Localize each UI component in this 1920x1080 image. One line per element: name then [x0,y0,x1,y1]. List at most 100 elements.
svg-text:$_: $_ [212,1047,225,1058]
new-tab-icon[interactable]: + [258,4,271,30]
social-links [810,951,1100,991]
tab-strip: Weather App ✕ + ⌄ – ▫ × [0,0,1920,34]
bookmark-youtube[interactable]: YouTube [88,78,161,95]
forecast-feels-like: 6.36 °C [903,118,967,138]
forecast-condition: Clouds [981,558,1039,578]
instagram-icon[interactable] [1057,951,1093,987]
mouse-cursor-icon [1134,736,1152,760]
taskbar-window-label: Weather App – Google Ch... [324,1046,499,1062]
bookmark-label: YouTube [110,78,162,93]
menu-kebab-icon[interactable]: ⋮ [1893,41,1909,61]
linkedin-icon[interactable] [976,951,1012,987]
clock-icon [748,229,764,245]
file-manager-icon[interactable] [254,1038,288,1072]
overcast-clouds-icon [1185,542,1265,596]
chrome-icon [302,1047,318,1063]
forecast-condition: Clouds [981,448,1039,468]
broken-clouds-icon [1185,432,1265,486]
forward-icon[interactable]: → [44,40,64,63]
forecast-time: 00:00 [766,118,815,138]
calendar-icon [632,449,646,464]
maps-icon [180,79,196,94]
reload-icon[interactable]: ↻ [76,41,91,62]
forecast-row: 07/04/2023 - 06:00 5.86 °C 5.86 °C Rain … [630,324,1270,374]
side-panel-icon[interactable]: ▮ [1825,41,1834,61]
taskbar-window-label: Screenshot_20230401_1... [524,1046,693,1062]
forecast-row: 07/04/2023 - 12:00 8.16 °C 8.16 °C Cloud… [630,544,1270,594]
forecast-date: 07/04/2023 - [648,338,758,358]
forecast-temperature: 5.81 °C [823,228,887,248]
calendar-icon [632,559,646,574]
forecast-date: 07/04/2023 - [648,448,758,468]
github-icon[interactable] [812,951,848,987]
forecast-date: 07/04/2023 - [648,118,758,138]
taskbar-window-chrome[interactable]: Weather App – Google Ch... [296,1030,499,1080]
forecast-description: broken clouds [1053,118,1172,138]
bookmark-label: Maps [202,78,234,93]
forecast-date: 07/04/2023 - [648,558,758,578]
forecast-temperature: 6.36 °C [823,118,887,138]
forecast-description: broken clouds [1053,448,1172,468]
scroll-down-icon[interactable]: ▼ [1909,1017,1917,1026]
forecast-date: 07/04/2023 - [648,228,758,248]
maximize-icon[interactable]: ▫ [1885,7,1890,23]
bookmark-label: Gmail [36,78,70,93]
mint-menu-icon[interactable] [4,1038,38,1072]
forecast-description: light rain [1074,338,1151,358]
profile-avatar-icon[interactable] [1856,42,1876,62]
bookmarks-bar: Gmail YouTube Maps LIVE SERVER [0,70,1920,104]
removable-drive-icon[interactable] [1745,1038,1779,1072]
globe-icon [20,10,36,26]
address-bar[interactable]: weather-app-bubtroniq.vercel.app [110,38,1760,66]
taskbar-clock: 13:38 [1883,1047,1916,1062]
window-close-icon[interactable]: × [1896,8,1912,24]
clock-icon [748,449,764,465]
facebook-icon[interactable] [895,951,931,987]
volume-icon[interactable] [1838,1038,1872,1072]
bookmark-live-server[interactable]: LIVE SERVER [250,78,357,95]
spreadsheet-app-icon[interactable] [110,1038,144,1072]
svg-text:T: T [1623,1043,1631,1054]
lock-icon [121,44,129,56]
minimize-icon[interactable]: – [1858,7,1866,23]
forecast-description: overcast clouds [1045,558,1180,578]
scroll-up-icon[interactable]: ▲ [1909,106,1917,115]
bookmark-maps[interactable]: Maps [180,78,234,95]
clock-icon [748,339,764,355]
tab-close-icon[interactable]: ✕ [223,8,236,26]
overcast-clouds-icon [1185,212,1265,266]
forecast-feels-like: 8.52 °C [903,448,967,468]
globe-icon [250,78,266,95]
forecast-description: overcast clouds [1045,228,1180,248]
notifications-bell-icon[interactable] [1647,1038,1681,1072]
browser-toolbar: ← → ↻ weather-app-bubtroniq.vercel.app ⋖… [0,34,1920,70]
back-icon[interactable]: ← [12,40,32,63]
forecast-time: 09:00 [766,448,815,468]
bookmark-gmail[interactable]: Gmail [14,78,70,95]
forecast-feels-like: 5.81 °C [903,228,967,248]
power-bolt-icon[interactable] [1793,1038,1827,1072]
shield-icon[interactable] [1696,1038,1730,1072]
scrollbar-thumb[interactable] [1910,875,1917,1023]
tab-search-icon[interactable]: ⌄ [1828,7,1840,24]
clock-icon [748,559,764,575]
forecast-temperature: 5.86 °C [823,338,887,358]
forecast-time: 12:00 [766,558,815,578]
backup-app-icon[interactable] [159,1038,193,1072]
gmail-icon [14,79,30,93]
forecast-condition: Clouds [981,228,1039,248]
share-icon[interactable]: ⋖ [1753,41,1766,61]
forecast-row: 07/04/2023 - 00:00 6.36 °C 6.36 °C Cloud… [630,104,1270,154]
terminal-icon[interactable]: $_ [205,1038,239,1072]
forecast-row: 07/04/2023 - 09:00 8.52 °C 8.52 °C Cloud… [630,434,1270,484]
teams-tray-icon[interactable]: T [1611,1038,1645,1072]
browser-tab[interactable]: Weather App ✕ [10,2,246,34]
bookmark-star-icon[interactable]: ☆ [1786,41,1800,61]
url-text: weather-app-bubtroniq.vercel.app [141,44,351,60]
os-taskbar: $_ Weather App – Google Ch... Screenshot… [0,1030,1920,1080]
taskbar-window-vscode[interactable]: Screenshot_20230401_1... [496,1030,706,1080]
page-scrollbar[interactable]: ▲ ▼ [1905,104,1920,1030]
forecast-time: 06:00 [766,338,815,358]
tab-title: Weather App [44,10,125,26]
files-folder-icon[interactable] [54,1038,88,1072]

◆ ◆ ◆ ◆ ◆ ◆ ◆

> **What is asked**:
Which lines in the material contain the string "Google", with case counting? Extract each of those lines in full.

> **Result**:
taskbar-window-label: Weather App – Google Ch... [324,1046,499,1062]
taskbar-window-chrome[interactable]: Weather App – Google Ch... [296,1030,499,1080]
os-taskbar: $_ Weather App – Google Ch... Screenshot… [0,1030,1920,1080]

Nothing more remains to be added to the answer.